Fundamental destacar que as resoluções normativas, por estarem em um degrau inferior às leis, devem respeitar a Lei de Planos de Saúde, o Código de Defesa do Consumidor e, é claro, a Constituição Federal, por uma questão de hierarquia de normas. Toda e qualquer resolução normativa que desrespeitar uma lei é considerada ilegal e pode ser questionada no Poder Judiciário.
O Consu foi totalmente esvaziado há 18 anos, depois de criada a ANS, no entanto, em 2018, foi reativado, ficando sob a responsabilidade da Casa Civil, podendo propor políticas, rever decisões já tomadas, deliberar sobre as novas regras de franquia e coparticipação.
O grande problema da reativação de tal conselho é que, como explicado acima, ele é um órgão político que contará com a pressão do setor que tem o capital necessário para, inclusive, viajar sempre à Brasília para conversar diretamente com seus membros, ao contrário dos órgãos de defesa do consumidor, que possuem verba limitada.
A ANS, que tem em seu regimento o princípio da autonomia para tomar decisões técnicas em sua respectiva área de atuação, seria suplantada por decisões de um órgão formado por pessoas que não conhecem a fundo o setor e que possuem interesses políticos. Fato é que o último a ser beneficiado seria o consumidor. É preciso lembrar que o setor já vive um caos, tanto é que a judicialização da saúde aumentou mais de 130% nos últimos anos, de acordo com dados do Conselho Nacional de Justiça. E isso ocorre porque a palavra de ordem das operadoras de planos de saúde é o “não”, mesmo que haja legislação específica ou inúmeras decisões favoráveis ao consumidor no Judiciário, pois elas contam com a inércia do consumidor. Sem dúvida, muitas pessoas preferem o “não” a ter que percorrer o caminho mais complexo de uma ação judicial para obter um “sim”, mesmo que essa obrigatoriedade de custeio do tratamento ou procedimento já exista, pois consta na legislação.

_ _ _ _

_Tarefa a realizar_:
Reescreva o trecho do texto sobre os planos de saúde começando em "O Consu foi" e terminando em "possuem verba limitada.", substituindo "conselho" por "colegiado".

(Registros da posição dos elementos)
_ _ _ _

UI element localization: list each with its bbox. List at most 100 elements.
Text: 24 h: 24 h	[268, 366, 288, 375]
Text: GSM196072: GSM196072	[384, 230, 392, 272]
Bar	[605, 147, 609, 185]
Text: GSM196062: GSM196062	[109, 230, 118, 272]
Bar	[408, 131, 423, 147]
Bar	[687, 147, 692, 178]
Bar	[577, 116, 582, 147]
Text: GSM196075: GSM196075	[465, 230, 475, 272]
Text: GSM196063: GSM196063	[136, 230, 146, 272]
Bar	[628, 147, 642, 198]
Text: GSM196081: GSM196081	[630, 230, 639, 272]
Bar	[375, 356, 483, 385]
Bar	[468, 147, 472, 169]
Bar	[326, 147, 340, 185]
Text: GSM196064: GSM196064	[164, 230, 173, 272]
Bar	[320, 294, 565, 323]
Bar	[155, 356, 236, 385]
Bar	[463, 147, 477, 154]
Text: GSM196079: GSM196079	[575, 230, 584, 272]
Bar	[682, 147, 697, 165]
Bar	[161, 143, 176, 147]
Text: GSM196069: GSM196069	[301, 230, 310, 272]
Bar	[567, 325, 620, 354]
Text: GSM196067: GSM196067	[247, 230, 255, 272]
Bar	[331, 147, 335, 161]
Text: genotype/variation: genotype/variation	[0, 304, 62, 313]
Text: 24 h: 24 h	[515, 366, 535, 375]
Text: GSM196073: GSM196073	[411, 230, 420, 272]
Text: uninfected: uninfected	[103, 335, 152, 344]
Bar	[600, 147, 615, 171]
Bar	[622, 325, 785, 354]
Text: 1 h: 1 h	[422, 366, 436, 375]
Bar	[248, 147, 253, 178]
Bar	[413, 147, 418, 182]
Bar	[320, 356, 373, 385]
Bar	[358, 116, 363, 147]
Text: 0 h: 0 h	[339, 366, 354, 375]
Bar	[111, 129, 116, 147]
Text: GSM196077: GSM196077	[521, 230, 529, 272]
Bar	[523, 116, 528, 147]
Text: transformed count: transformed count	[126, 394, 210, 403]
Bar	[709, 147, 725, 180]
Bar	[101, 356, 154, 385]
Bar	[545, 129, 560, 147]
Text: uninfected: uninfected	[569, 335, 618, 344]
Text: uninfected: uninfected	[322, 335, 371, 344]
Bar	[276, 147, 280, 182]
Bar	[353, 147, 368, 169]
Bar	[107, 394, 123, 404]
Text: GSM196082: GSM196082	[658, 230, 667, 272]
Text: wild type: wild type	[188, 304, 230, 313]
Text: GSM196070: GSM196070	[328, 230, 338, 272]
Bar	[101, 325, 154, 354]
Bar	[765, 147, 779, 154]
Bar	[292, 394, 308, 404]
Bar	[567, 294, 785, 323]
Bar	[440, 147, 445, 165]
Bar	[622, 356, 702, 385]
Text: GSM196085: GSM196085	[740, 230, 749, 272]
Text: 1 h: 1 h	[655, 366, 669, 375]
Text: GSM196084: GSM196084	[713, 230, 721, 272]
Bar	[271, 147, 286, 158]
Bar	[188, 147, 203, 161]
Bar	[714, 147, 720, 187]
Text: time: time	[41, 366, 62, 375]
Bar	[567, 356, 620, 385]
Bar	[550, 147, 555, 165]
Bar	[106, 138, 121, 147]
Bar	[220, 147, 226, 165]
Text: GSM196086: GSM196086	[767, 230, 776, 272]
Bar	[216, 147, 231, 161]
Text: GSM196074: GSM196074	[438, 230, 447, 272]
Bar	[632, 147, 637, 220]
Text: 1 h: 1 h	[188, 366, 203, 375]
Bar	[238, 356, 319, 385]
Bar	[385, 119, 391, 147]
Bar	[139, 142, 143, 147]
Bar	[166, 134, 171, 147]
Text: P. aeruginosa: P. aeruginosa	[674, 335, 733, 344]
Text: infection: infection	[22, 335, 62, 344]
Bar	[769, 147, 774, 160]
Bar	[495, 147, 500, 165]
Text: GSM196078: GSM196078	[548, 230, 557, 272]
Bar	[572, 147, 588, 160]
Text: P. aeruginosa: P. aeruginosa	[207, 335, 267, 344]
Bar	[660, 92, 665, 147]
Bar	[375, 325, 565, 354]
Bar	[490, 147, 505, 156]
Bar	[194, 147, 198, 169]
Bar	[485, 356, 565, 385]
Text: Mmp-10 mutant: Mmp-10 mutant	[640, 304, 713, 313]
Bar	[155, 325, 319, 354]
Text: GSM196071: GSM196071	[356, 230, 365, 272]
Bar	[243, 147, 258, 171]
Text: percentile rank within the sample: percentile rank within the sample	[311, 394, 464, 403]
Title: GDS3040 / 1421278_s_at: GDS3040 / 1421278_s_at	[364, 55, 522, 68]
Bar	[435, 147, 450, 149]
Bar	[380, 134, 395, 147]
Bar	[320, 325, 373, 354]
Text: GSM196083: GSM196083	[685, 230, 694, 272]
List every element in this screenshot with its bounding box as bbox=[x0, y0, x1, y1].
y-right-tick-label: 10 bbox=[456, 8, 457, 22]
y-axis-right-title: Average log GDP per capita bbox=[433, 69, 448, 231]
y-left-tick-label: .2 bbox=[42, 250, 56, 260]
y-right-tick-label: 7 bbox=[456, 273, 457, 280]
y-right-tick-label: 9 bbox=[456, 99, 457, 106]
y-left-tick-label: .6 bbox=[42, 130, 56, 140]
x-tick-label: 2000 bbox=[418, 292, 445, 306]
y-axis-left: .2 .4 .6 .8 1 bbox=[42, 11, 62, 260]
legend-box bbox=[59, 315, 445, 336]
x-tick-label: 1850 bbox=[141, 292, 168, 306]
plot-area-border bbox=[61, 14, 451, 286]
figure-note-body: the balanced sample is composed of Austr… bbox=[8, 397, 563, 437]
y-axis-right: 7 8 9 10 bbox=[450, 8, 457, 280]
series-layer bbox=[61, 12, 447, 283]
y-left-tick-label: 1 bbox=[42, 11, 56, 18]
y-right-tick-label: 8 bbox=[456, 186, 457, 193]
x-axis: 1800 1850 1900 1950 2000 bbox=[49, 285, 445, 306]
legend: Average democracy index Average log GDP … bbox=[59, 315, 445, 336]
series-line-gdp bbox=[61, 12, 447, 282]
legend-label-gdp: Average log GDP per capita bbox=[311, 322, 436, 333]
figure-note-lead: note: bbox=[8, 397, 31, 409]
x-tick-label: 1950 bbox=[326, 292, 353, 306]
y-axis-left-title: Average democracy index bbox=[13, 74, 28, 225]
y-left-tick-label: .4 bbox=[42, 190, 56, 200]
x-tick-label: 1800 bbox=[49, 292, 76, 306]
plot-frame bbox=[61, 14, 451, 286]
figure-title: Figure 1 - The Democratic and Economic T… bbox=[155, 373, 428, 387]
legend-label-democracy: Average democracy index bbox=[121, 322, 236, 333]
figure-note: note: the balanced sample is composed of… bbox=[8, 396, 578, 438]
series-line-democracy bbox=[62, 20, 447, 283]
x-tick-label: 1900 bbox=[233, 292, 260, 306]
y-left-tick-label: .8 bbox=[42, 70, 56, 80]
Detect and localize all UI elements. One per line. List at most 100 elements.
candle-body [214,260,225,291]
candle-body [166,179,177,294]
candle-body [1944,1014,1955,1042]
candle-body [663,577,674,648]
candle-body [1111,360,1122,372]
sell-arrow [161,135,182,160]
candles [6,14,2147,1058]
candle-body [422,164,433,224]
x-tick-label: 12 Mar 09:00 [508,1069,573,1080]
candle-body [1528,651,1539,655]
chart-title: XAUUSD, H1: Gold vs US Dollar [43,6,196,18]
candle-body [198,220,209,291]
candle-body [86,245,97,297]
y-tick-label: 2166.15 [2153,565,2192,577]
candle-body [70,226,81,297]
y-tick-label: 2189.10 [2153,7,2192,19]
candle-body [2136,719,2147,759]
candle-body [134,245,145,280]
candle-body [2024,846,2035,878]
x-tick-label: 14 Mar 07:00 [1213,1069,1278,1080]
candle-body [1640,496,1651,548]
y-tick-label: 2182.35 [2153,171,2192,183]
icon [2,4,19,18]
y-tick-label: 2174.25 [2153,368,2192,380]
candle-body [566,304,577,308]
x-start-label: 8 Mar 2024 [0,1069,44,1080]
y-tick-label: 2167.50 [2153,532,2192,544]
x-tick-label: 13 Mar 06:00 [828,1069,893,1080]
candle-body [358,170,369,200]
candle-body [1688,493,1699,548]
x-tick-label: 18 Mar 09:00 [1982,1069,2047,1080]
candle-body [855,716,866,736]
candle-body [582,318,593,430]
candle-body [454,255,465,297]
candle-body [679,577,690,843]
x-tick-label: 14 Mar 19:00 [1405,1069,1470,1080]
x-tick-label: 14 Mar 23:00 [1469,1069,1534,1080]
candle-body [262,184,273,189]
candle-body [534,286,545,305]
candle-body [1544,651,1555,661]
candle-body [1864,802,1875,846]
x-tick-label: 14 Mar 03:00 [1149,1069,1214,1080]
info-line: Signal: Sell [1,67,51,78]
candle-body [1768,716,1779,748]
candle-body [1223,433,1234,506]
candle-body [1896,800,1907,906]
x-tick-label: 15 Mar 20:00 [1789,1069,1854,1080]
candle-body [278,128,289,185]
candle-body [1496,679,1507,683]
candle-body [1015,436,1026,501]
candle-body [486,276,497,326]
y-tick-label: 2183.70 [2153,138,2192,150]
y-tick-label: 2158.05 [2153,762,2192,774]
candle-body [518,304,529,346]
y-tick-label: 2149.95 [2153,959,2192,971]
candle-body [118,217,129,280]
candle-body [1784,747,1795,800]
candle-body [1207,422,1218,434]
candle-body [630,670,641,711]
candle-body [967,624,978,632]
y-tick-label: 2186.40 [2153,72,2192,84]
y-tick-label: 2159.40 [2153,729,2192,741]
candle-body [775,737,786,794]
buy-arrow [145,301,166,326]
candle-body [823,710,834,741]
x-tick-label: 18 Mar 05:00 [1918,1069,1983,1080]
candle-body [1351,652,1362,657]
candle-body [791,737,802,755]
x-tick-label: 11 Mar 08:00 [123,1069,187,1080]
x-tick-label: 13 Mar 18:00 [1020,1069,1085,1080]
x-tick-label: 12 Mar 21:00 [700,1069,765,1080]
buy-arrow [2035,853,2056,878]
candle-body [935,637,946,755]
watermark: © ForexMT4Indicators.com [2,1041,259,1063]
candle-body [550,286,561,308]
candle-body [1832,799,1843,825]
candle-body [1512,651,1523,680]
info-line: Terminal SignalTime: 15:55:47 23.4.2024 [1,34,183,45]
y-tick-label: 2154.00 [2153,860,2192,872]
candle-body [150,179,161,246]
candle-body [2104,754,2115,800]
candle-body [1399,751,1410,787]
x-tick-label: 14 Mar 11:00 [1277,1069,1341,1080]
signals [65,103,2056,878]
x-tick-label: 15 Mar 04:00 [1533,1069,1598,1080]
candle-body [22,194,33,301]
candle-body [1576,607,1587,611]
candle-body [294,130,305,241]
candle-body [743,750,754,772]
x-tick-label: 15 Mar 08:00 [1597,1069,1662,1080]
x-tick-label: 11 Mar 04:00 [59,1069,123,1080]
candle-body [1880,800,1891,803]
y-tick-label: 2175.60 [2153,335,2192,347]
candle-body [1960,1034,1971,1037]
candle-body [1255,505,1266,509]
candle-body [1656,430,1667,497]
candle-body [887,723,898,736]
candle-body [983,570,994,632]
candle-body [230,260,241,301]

_ _ _ _

_Resposta completa_:
O Consu foi totalmente esvaziado há 18 anos, depois de criada a ANS, no entanto, em 2018, foi reativado, ficando sob a responsabilidade da Casa Civil, podendo propor políticas, rever decisões já tomadas, deliberar sobre as novas regras de franquia e coparticipação.
O grande problema da reativação de tal colegiado é que, como explicado acima, ele é um órgão político que contará com a pressão do setor que tem o capital necessário para, inclusive, viajar sempre à Brasília para conversar diretamente com seus membros, ao contrário dos órgãos de defesa do consumidor, que possuem verba limitada.